[DO NOT PUBLISH]
IN THE UNITED STATES COURT OF APPEALS
FILED
FOR THE ELEVENTH CIRCUIT U.S. COURT OF APPEALS
________________________ ELEVENTH CIRCUIT
JANUARY 14, 2008
No. 07-12501 THOMAS K. KAHN
CLERK
Non-Argument Calendar
________________________
BIA No. A76-434-102
JEAN MARC ETIENNE,
Petitioner,
versus
U.S. ATTORNEY GENERAL,
Respondent.
________________________
Petition for Review of a Decision of the
Board of Immigration Appeals
_________________________
(January 14, 2008)
Before BARKETT, PRYOR and FAY, Circuit Judges.
PER CURIAM:
Jean Marc Etienne petitions for review of the Board of Immigration
Appeals’ (“BIA”) decision affirming the immigration judge’s (“IJ”) order denying
asylum, withholding of removal, and relief under the United Nations Convention
Against Torture and Other Cruel, Inhuman, or Degrading Treatment or Punishment
(“CAT”). Etienne argues that he was not required to establish that he would be
singled out for persecution based on a protected ground because he alternatively
demonstrated that he was a member of a political group and that there was a pattern
and practice in Haiti of persecution of that group. Etienne also contends that,
because he previously established at his initial asylum hearing that he had suffered
past persecution in Haiti, the BIA erred by denying his application for asylum in
light of this evidence and, similarly, erred by failing to put the government to its
burden of proof to show that he did not have a well-founded fear of future
persecution.
For the reasons set forth more fully below, we deny the petition for review.1
We “review only the [BIA’s] decision, except to the extent that it expressly
adopts the IJ’s opinion.” Al Najjar v. Ashcroft, 257 F.3d 1262, 1284 (11th Cir.
2001). Here, because the BIA affirmed the IJ’s decision, but did not expressly
adopt the IJ’s reasoning, we review only the BIA’s decision. Id.

○ ○ ○ ○

- _Directive 1_
In the court opinion, which circuit judges decided the case?
The court opinion and the entries that follow it have no connection to each other.

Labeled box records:
○ ○ ○ ○

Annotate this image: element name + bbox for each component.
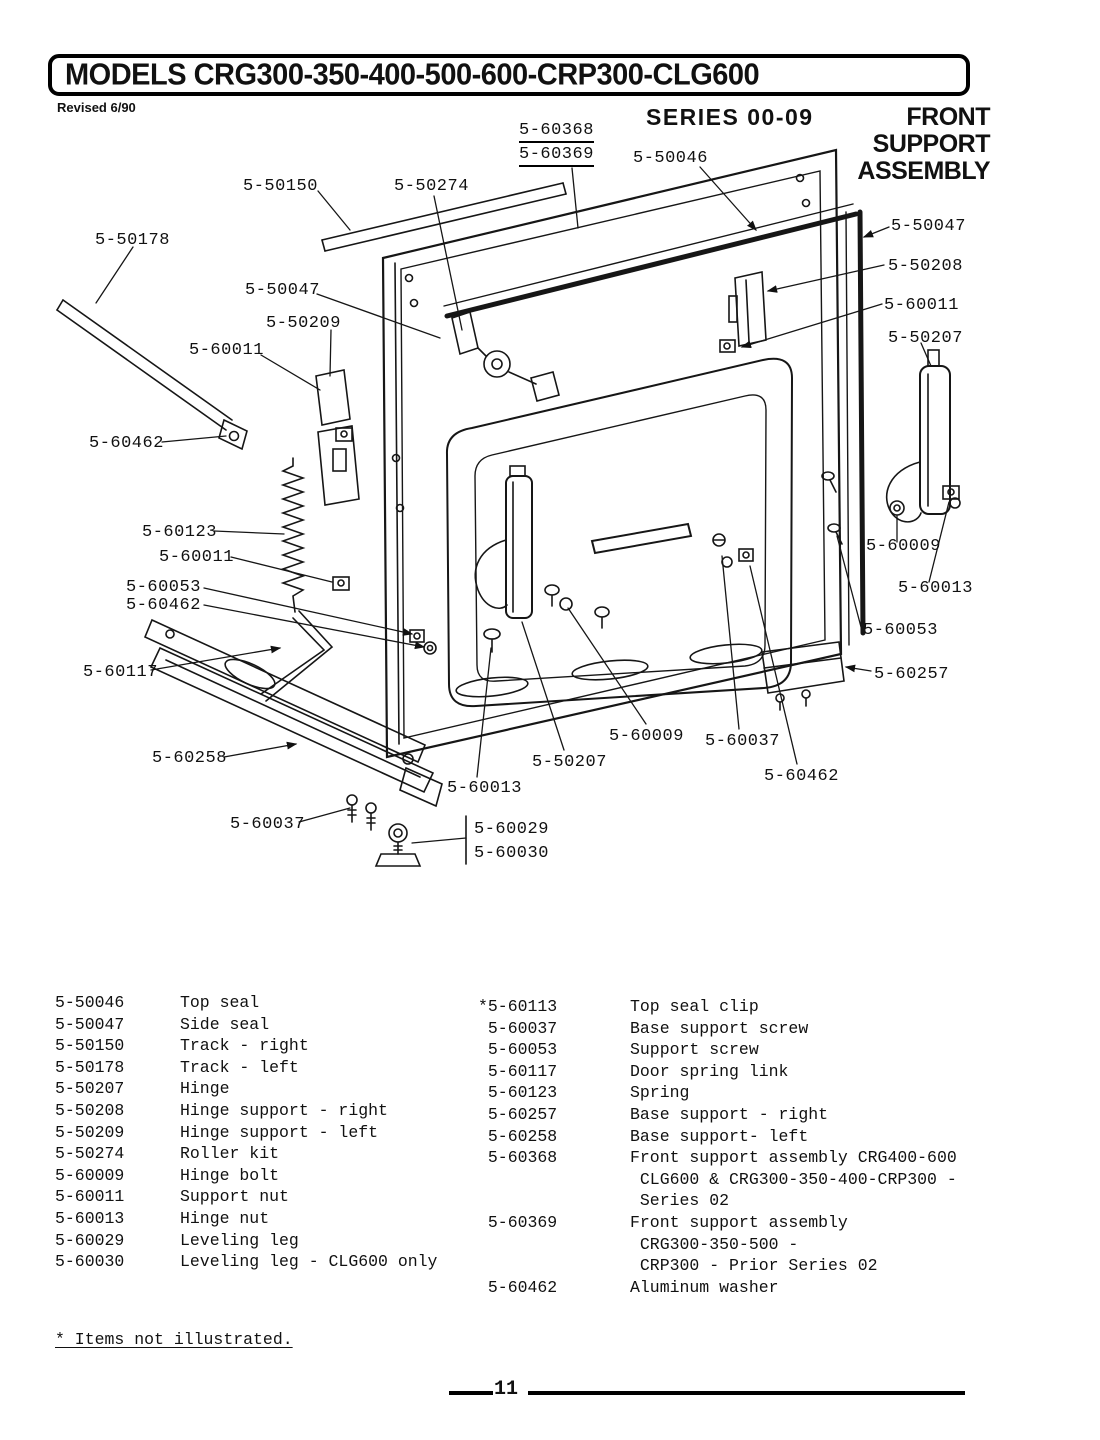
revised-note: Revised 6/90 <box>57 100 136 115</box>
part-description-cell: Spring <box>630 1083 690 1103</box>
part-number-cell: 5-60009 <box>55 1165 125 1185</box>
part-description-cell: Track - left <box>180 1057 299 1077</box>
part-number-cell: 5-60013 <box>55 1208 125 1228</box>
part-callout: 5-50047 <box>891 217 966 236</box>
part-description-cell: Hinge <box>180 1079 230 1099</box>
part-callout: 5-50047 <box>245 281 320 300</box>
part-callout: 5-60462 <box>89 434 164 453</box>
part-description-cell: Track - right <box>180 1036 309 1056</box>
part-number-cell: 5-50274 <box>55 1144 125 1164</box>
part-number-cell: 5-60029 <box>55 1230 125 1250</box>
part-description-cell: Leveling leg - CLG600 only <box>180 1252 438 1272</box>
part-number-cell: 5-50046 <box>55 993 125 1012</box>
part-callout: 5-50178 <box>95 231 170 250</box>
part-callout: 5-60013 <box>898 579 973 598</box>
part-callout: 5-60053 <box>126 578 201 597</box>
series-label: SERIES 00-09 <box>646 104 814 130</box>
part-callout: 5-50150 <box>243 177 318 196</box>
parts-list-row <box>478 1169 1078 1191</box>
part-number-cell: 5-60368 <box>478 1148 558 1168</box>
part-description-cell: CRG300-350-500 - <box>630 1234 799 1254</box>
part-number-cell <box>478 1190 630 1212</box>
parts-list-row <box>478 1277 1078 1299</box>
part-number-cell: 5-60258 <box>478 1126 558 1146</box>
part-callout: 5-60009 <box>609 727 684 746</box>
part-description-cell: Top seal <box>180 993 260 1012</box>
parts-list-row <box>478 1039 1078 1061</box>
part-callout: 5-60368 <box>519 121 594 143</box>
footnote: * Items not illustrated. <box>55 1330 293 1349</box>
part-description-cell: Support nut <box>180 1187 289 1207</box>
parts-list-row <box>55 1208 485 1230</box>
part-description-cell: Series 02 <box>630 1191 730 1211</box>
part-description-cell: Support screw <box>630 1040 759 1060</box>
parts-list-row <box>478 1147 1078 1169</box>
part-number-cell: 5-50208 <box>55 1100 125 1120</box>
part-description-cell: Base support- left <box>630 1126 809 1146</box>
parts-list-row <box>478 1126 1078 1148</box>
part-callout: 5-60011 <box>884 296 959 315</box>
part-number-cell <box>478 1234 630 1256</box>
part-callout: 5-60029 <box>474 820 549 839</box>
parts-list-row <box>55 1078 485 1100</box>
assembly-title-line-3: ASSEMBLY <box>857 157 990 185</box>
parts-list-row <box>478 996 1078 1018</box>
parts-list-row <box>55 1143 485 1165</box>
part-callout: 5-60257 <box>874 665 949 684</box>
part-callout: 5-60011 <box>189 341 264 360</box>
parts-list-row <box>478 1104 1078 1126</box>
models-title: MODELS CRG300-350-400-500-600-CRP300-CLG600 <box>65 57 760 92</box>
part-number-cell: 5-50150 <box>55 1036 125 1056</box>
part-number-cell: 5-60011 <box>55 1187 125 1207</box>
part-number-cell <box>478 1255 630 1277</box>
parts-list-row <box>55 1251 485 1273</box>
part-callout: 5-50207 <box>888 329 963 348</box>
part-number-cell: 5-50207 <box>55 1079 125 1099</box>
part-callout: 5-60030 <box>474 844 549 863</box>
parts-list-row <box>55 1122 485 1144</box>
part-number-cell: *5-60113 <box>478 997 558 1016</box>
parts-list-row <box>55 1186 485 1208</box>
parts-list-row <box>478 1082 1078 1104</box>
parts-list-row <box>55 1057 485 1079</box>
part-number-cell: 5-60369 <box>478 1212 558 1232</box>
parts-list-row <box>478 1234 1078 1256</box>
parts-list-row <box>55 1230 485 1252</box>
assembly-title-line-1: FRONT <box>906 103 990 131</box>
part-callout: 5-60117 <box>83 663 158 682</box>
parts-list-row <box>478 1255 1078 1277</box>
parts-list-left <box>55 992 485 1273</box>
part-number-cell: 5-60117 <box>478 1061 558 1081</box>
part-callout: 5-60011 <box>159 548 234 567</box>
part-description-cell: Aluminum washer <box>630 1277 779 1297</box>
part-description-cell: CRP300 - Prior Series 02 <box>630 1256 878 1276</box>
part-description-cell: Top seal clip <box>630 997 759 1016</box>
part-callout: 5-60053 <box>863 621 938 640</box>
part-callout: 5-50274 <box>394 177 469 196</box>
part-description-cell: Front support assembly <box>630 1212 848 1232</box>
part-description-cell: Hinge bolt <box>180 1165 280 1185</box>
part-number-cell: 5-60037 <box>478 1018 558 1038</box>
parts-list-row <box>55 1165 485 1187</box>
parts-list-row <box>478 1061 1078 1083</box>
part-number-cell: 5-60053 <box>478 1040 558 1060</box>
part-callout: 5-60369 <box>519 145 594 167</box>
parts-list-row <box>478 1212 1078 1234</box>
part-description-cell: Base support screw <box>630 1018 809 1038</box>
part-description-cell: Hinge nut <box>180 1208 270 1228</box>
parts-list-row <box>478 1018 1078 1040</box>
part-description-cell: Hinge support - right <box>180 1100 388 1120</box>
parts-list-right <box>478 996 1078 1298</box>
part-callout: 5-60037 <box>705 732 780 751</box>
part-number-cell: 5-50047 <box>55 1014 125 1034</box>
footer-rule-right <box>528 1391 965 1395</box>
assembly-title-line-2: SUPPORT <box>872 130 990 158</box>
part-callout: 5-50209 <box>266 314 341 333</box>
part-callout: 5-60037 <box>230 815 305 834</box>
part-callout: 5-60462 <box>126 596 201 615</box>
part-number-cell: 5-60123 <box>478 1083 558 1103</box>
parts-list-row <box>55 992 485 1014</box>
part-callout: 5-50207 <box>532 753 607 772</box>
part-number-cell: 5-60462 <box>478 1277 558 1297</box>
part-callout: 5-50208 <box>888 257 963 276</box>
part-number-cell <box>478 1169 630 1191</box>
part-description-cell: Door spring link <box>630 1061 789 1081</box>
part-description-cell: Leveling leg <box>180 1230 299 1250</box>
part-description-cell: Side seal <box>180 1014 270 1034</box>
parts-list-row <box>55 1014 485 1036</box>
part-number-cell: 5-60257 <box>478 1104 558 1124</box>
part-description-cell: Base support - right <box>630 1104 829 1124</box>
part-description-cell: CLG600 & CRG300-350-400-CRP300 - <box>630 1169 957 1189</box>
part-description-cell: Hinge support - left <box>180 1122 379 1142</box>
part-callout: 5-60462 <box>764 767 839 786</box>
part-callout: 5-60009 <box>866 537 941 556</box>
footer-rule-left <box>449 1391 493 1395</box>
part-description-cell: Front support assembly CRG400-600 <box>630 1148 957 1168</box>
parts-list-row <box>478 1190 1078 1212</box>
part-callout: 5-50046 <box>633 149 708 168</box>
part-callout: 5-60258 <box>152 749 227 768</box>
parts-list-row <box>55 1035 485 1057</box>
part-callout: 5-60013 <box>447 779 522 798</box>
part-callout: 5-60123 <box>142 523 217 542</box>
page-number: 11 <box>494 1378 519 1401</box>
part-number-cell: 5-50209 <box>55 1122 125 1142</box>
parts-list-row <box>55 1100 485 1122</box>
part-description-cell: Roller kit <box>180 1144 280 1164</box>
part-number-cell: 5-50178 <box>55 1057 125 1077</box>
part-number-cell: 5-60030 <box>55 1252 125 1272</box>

○ ○ ○ ○

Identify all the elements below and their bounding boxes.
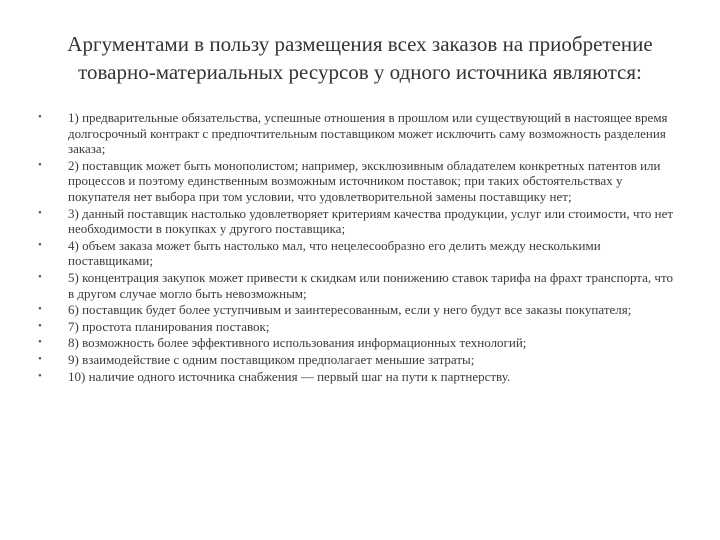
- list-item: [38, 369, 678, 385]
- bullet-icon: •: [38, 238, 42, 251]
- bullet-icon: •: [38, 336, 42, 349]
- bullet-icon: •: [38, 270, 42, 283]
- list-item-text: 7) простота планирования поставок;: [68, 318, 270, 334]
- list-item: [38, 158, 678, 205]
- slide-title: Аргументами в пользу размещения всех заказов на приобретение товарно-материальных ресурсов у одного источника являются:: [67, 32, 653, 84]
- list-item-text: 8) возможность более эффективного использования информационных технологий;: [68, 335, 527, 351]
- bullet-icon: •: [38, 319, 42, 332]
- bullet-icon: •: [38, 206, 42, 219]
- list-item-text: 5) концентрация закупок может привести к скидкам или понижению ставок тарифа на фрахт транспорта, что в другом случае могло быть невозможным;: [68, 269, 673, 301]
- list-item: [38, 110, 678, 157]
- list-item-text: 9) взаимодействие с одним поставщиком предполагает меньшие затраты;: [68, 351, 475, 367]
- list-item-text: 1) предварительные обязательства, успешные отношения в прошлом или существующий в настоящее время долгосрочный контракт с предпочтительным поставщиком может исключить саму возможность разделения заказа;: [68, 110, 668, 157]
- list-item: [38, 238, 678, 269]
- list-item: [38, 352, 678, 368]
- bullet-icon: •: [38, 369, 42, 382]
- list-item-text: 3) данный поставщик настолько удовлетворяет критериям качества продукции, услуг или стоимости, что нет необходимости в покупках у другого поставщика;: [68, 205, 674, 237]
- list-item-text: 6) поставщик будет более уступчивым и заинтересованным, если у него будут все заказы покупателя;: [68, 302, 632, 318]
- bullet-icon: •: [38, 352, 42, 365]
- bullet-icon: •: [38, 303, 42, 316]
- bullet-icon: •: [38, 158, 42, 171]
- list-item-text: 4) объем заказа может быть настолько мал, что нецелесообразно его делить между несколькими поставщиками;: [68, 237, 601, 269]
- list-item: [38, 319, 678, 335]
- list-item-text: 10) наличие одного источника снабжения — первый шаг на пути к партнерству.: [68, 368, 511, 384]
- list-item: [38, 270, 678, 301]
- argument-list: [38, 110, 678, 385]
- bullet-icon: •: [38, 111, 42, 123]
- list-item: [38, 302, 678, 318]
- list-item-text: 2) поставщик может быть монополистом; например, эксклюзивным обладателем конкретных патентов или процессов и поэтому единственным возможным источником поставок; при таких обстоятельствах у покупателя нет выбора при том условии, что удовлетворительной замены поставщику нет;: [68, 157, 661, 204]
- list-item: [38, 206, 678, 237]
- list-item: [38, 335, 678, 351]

○ ○ ○ ○

- _Directive 2_
Count the lines in the entries that contain the string "одного", treating case as significant, and give only the number.

- _Exercise output 1_
Barkett, Pryor and Fay.

- _Exercise output 2_
2